Exercise goal: Write out the listing in full, matching it word for word.

Data records:

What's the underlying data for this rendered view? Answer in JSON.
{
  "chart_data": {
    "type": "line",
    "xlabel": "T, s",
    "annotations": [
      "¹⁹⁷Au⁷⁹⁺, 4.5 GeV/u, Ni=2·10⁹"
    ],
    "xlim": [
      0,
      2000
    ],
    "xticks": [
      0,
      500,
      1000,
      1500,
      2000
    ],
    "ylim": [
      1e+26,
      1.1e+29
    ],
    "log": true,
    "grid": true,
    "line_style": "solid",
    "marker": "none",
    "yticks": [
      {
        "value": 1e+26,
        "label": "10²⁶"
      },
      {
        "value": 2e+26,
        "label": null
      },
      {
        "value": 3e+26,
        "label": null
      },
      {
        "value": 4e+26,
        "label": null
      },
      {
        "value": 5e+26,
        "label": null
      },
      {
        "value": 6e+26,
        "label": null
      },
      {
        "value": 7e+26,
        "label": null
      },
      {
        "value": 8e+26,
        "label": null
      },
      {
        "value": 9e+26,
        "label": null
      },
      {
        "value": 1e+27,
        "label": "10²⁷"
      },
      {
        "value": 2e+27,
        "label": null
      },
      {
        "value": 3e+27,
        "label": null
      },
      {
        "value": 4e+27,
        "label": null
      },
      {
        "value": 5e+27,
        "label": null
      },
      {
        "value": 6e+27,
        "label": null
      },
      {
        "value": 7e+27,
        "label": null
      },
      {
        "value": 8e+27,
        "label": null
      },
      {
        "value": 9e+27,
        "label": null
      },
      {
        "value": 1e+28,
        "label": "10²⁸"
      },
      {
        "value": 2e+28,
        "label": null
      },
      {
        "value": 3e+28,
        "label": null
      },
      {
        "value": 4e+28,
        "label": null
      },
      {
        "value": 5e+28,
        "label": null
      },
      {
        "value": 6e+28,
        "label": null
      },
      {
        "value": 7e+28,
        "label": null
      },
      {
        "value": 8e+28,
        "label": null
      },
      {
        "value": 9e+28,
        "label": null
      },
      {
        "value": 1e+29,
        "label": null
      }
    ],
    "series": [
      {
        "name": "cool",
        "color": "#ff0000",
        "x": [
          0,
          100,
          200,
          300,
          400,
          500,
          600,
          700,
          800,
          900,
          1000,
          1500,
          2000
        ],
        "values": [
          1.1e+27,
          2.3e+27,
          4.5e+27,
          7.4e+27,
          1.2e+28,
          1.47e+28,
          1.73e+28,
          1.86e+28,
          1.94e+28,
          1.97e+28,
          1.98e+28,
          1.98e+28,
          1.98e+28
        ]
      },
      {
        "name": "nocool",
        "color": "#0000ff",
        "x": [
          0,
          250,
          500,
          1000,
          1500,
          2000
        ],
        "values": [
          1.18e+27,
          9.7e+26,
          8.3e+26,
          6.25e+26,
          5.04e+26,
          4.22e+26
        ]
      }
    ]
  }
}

Answer to this task:
What's the underlying data for this rendered view? Answer in JSON.
{
  "chart_data": {
    "type": "line",
    "xlabel": "T, s",
    "annotations": [
      "¹⁹⁷Au⁷⁹⁺, 4.5 GeV/u, Ni=2·10⁹"
    ],
    "xlim": [
      0,
      2000
    ],
    "xticks": [
      0,
      500,
      1000,
      1500,
      2000
    ],
    "ylim": [
      1e+26,
      1.1e+29
    ],
    "log": true,
    "grid": true,
    "line_style": "solid",
    "marker": "none",
    "yticks": [
      {
        "value": 1e+26,
        "label": "10²⁶"
      },
      {
        "value": 2e+26,
        "label": null
      },
      {
        "value": 3e+26,
        "label": null
      },
      {
        "value": 4e+26,
        "label": null
      },
      {
        "value": 5e+26,
        "label": null
      },
      {
        "value": 6e+26,
        "label": null
      },
      {
        "value": 7e+26,
        "label": null
      },
      {
        "value": 8e+26,
        "label": null
      },
      {
        "value": 9e+26,
        "label": null
      },
      {
        "value": 1e+27,
        "label": "10²⁷"
      },
      {
        "value": 2e+27,
        "label": null
      },
      {
        "value": 3e+27,
        "label": null
      },
      {
        "value": 4e+27,
        "label": null
      },
      {
        "value": 5e+27,
        "label": null
      },
      {
        "value": 6e+27,
        "label": null
      },
      {
        "value": 7e+27,
        "label": null
      },
      {
        "value": 8e+27,
        "label": null
      },
      {
        "value": 9e+27,
        "label": null
      },
      {
        "value": 1e+28,
        "label": "10²⁸"
      },
      {
        "value": 2e+28,
        "label": null
      },
      {
        "value": 3e+28,
        "label": null
      },
      {
        "value": 4e+28,
        "label": null
      },
      {
        "value": 5e+28,
        "label": null
      },
      {
        "value": 6e+28,
        "label": null
      },
      {
        "value": 7e+28,
        "label": null
      },
      {
        "value": 8e+28,
        "label": null
      },
      {
        "value": 9e+28,
        "label": null
      },
      {
        "value": 1e+29,
        "label": null
      }
    ],
    "series": [
      {
        "name": "cool",
        "color": "#ff0000",
        "x": [
          0,
          100,
          200,
          300,
          400,
          500,
          600,
          700,
          800,
          900,
          1000,
          1500,
          2000
        ],
        "values": [
          1.1e+27,
          2.3e+27,
          4.5e+27,
          7.4e+27,
          1.2e+28,
          1.47e+28,
          1.73e+28,
          1.86e+28,
          1.94e+28,
          1.97e+28,
          1.98e+28,
          1.98e+28,
          1.98e+28
        ]
      },
      {
        "name": "nocool",
        "color": "#0000ff",
        "x": [
          0,
          250,
          500,
          1000,
          1500,
          2000
        ],
        "values": [
          1.18e+27,
          9.7e+26,
          8.3e+26,
          6.25e+26,
          5.04e+26,
          4.22e+26
        ]
      }
    ]
  }
}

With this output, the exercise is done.